▶ **THE EXERCISE**: Extract every line below that contains the word "strong".

▶ **Lines of data**:
━━━━
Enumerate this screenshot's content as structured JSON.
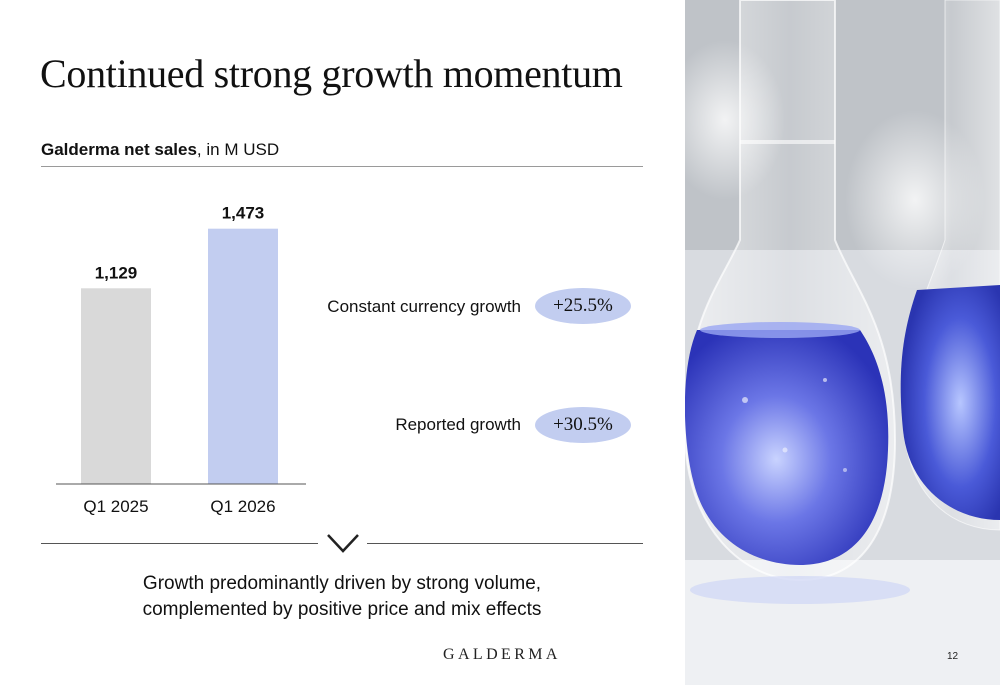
{
  "slide": {
    "title": "Continued strong growth momentum",
    "subtitle_bold": "Galderma net sales",
    "subtitle_rest": ", in M USD",
    "page_number": "12",
    "brand": "GALDERMA",
    "conclusion_line1": "Growth predominantly driven by strong volume,",
    "conclusion_line2": "complemented by positive price and mix effects"
  },
  "metrics": [
    {
      "label": "Constant currency growth",
      "value": "+25.5%"
    },
    {
      "label": "Reported growth",
      "value": "+30.5%"
    }
  ],
  "colors": {
    "bar_2025": "#d9d9d9",
    "bar_2026": "#c2cdf0",
    "pill": "#c2cdf0",
    "flask_liquid": "#3f49d6"
  },
  "chart_data": {
    "type": "bar",
    "categories": [
      "Q1 2025",
      "Q1 2026"
    ],
    "values": [
      1129,
      1473
    ],
    "value_labels": [
      "1,129",
      "1,473"
    ],
    "title": "",
    "xlabel": "",
    "ylabel": "",
    "ylim": [
      0,
      1500
    ],
    "grid": false
  }
}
━━━━
▶ **OUTPUT FOR THIS EXERCISE**:
    "title": "Continued strong growth momentum",
    "conclusion_line1": "Growth predominantly driven by strong volume,",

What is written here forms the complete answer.